= Exercise goal =
Type out the data exactly as given. Skip any image.

= Extracted material =
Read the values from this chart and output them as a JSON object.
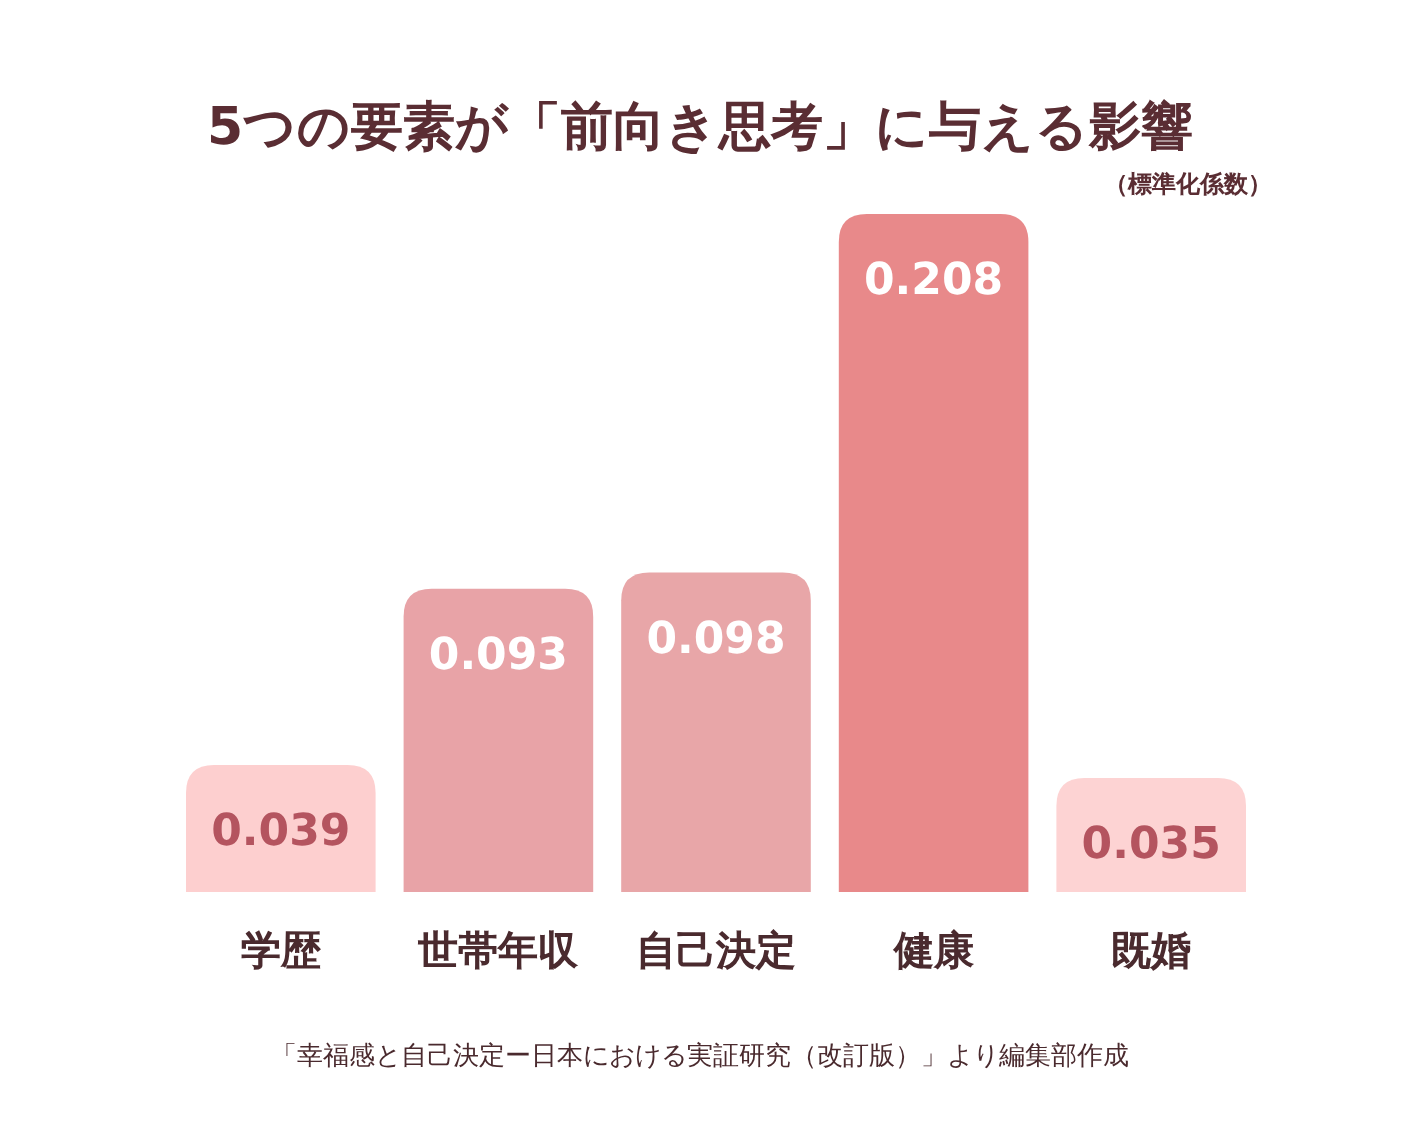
{
  "chart_data": {
    "type": "bar",
    "title": "5つの要素が「前向き思考」に与える影響",
    "subtitle": "（標準化係数）",
    "categories": [
      "学歴",
      "世帯年収",
      "自己決定",
      "健康",
      "既婚"
    ],
    "values": [
      0.039,
      0.093,
      0.098,
      0.208,
      0.035
    ],
    "colors": [
      "#fdcfcf",
      "#e8a3a7",
      "#e8a6a8",
      "#e8898a",
      "#fdd3d3"
    ],
    "data_labels": true,
    "annotations": [
      "「幸福感と自己決定ー日本における実証研究（改訂版）」より編集部作成"
    ]
  }
}
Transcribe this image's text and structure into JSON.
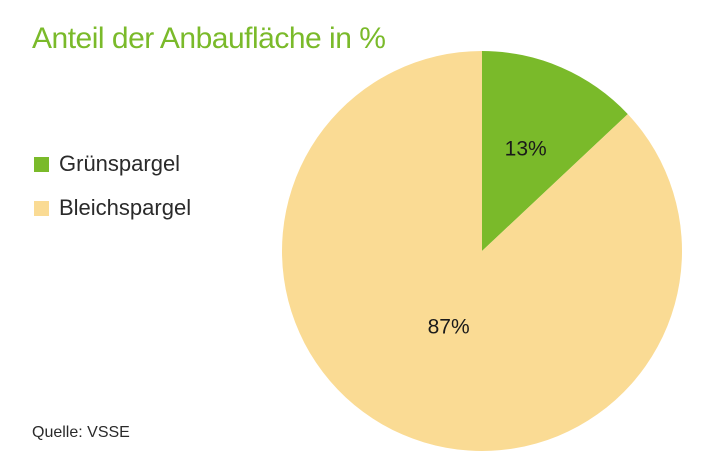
{
  "chart_data": {
    "type": "pie",
    "title": "Anteil der Anbaufläche in %",
    "categories": [
      "Grünspargel",
      "Bleichspargel"
    ],
    "values": [
      13,
      87
    ],
    "labels": [
      "13%",
      "87%"
    ],
    "colors": [
      "#7aba2a",
      "#fadb94"
    ],
    "legend_position": "left",
    "start_angle_deg": 0,
    "direction": "clockwise"
  },
  "source": "Quelle: VSSE"
}
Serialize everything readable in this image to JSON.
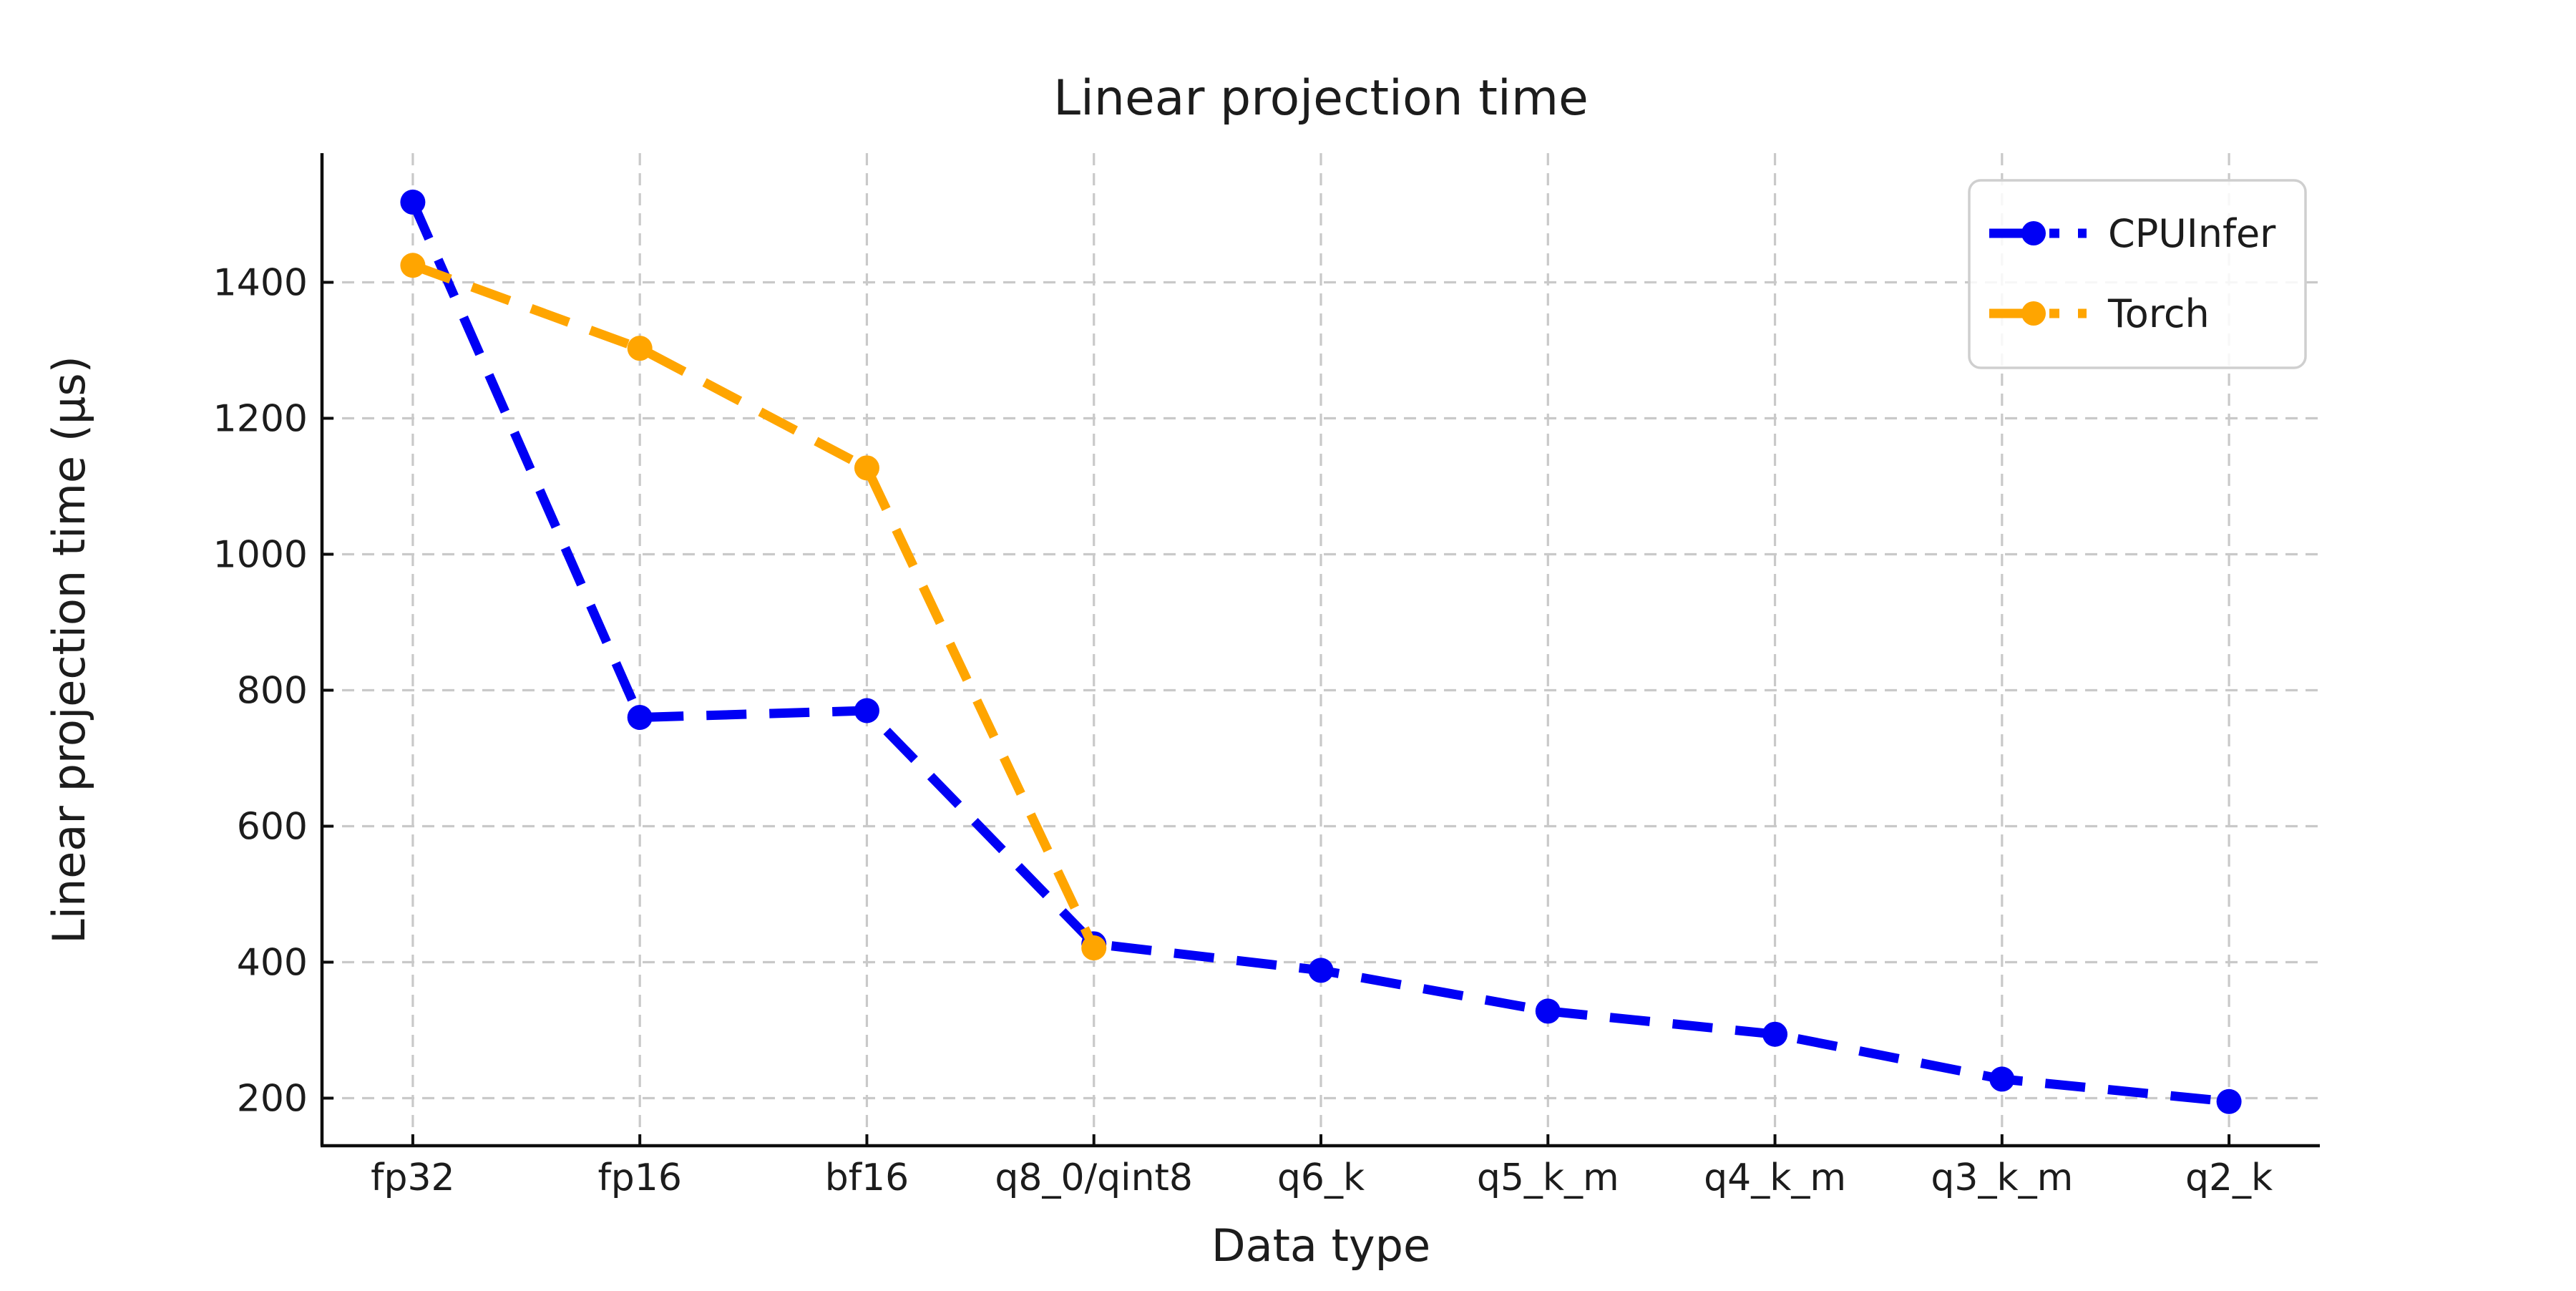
{
  "chart_data": {
    "type": "line",
    "title": "Linear projection time",
    "xlabel": "Data type",
    "ylabel": "Linear projection time (µs)",
    "categories": [
      "fp32",
      "fp16",
      "bf16",
      "q8_0/qint8",
      "q6_k",
      "q5_k_m",
      "q4_k_m",
      "q3_k_m",
      "q2_k"
    ],
    "series": [
      {
        "name": "CPUInfer",
        "color": "#0000f5",
        "line_style": "dashed",
        "marker": "circle",
        "values": [
          1518,
          760,
          770,
          427,
          388,
          328,
          294,
          228,
          195
        ]
      },
      {
        "name": "Torch",
        "color": "#ffa500",
        "line_style": "dashed",
        "marker": "circle",
        "values": [
          1425,
          1303,
          1127,
          421
        ]
      }
    ],
    "ylim": [
      130,
      1590
    ],
    "yticks": [
      200,
      400,
      600,
      800,
      1000,
      1200,
      1400
    ],
    "grid": true,
    "grid_style": "dashed",
    "legend_position": "upper right",
    "legend_entries": [
      "CPUInfer",
      "Torch"
    ]
  },
  "style_colors": {
    "background": "#ffffff",
    "grid_color": "#c9c9c9",
    "spine_color": "#0d0d0d",
    "text_color": "#1c1c1c",
    "legend_border": "#cfcfcf"
  }
}
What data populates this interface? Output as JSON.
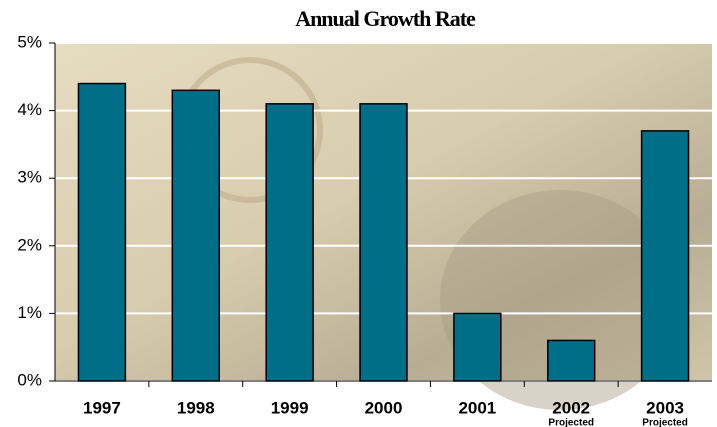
{
  "chart_data": {
    "type": "bar",
    "title": "Annual Growth Rate",
    "categories": [
      "1997",
      "1998",
      "1999",
      "2000",
      "2001",
      "2002",
      "2003"
    ],
    "category_sublabels": [
      null,
      null,
      null,
      null,
      null,
      "Projected",
      "Projected"
    ],
    "values": [
      4.4,
      4.3,
      4.1,
      4.1,
      1.0,
      0.6,
      3.7
    ],
    "color": "#006e87",
    "ylim": [
      0,
      5
    ],
    "yticks": [
      {
        "value": 0,
        "label": "0%"
      },
      {
        "value": 1,
        "label": "1%"
      },
      {
        "value": 2,
        "label": "2%"
      },
      {
        "value": 3,
        "label": "3%"
      },
      {
        "value": 4,
        "label": "4%"
      },
      {
        "value": 5,
        "label": "5%"
      }
    ],
    "grid": true
  }
}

= Task result =
Read the values from this chart and output them as a JSON object.
{
  "chart_data": {
    "type": "bar",
    "title": "5つの要素が「前向き思考」に与える影響",
    "subtitle": "（標準化係数）",
    "categories": [
      "学歴",
      "世帯年収",
      "自己決定",
      "健康",
      "既婚"
    ],
    "values": [
      0.039,
      0.093,
      0.098,
      0.208,
      0.035
    ],
    "colors": [
      "#fdcfcf",
      "#e8a3a7",
      "#e8a6a8",
      "#e8898a",
      "#fdd3d3"
    ],
    "data_labels": true,
    "annotations": [
      "「幸福感と自己決定ー日本における実証研究（改訂版）」より編集部作成"
    ]
  }
}
Transcribe this image's text and structure into JSON.
{
  "chart_data": {
    "type": "pie",
    "title": "Anteil der Anbaufläche in %",
    "categories": [
      "Grünspargel",
      "Bleichspargel"
    ],
    "values": [
      13,
      87
    ],
    "labels": [
      "13%",
      "87%"
    ],
    "colors": [
      "#7aba2a",
      "#fadb94"
    ],
    "legend_position": "left",
    "start_angle_deg": 0,
    "direction": "clockwise"
  },
  "source": "Quelle: VSSE"
}
Serialize everything readable in this image to JSON.
{
  "chart_data": {
    "type": "line",
    "title": "Linear projection time",
    "xlabel": "Data type",
    "ylabel": "Linear projection time (µs)",
    "categories": [
      "fp32",
      "fp16",
      "bf16",
      "q8_0/qint8",
      "q6_k",
      "q5_k_m",
      "q4_k_m",
      "q3_k_m",
      "q2_k"
    ],
    "series": [
      {
        "name": "CPUInfer",
        "color": "#0000f5",
        "line_style": "dashed",
        "marker": "circle",
        "values": [
          1518,
          760,
          770,
          427,
          388,
          328,
          294,
          228,
          195
        ]
      },
      {
        "name": "Torch",
        "color": "#ffa500",
        "line_style": "dashed",
        "marker": "circle",
        "values": [
          1425,
          1303,
          1127,
          421
        ]
      }
    ],
    "ylim": [
      130,
      1590
    ],
    "yticks": [
      200,
      400,
      600,
      800,
      1000,
      1200,
      1400
    ],
    "grid": true,
    "grid_style": "dashed",
    "legend_position": "upper right",
    "legend_entries": [
      "CPUInfer",
      "Torch"
    ]
  },
  "style_colors": {
    "background": "#ffffff",
    "grid_color": "#c9c9c9",
    "spine_color": "#0d0d0d",
    "text_color": "#1c1c1c",
    "legend_border": "#cfcfcf"
  }
}
What data populates this interface? Output as JSON.
{
  "chart_data": {
    "type": "bar",
    "title": "Annual Growth Rate",
    "categories": [
      "1997",
      "1998",
      "1999",
      "2000",
      "2001",
      "2002",
      "2003"
    ],
    "category_sublabels": [
      null,
      null,
      null,
      null,
      null,
      "Projected",
      "Projected"
    ],
    "values": [
      4.4,
      4.3,
      4.1,
      4.1,
      1.0,
      0.6,
      3.7
    ],
    "color": "#006e87",
    "ylim": [
      0,
      5
    ],
    "yticks": [
      {
        "value": 0,
        "label": "0%"
      },
      {
        "value": 1,
        "label": "1%"
      },
      {
        "value": 2,
        "label": "2%"
      },
      {
        "value": 3,
        "label": "3%"
      },
      {
        "value": 4,
        "label": "4%"
      },
      {
        "value": 5,
        "label": "5%"
      }
    ],
    "grid": true
  }
}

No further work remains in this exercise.